## INFORMATION SUPPLIED

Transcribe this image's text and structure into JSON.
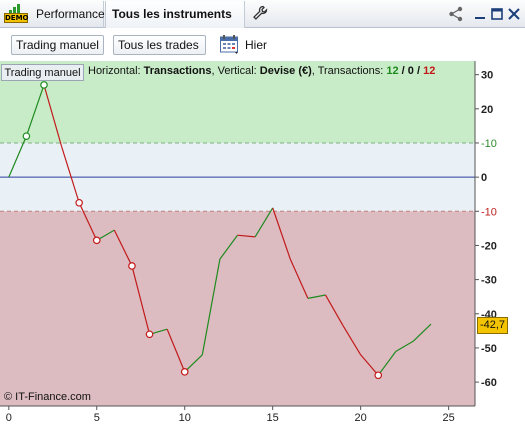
{
  "window": {
    "demo_label": "DEMO",
    "tab_performance": "Performance",
    "tab_instruments": "Tous les instruments"
  },
  "toolbar": {
    "dropdown1": "Trading manuel",
    "dropdown2": "Tous les trades",
    "date_label": "Hier"
  },
  "info": {
    "tab_label": "Trading manuel",
    "prefix": "Horizontal: ",
    "horizontal": "Transactions",
    "mid": ", Vertical: ",
    "vertical": "Devise (€)",
    "tx_label": ", Transactions: ",
    "tx_win": "12",
    "sep1": " / ",
    "tx_neutral": "0",
    "sep2": " / ",
    "tx_loss": "12"
  },
  "copyright": "© IT-Finance.com",
  "current_value_badge": "-42,7",
  "colors": {
    "gain_zone": "#c9ecc8",
    "neutral_zone": "#e9f0f6",
    "loss_zone": "#dcbcc1",
    "rising_line": "#1f8a1f",
    "falling_line": "#c21a1a",
    "zero_line": "#2b3c9c",
    "badge": "#f5c400"
  },
  "chart_data": {
    "type": "line",
    "x": [
      0,
      1,
      2,
      3,
      4,
      5,
      6,
      7,
      8,
      9,
      10,
      11,
      12,
      13,
      14,
      15,
      16,
      17,
      18,
      19,
      20,
      21,
      22,
      23,
      24
    ],
    "y": [
      0,
      12,
      27,
      9,
      -7.5,
      -18.5,
      -15.5,
      -26,
      -46,
      -44.5,
      -57,
      -52,
      -24,
      -17,
      -17.5,
      -9,
      -24,
      -35.5,
      -34.5,
      -43.5,
      -52,
      -58,
      -51,
      -48,
      -43
    ],
    "markers_at_x": [
      1,
      2,
      4,
      5,
      7,
      8,
      10,
      21
    ],
    "xlim": [
      -0.5,
      26.5
    ],
    "ylim": [
      -67,
      34
    ],
    "xticks": [
      0,
      5,
      10,
      15,
      20,
      25
    ],
    "yticks": [
      30,
      20,
      10,
      0,
      -10,
      -20,
      -30,
      -40,
      -50,
      -60
    ],
    "ytick_labels": [
      "30",
      "20",
      "-10",
      "0",
      "-10",
      "-20",
      "-30",
      "-40",
      "-50",
      "-60"
    ],
    "zones": {
      "upper": 10,
      "lower": -10
    },
    "zone_labels": {
      "upper": "10",
      "lower": "-10"
    },
    "last_value": -42.7
  }
}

## WORK REQUIRED
Scan the listing above. Gather each line that contains the word "Transactions".

## TASK RESPONSE
    "horizontal": "Transactions",
    "tx_label": ", Transactions: ",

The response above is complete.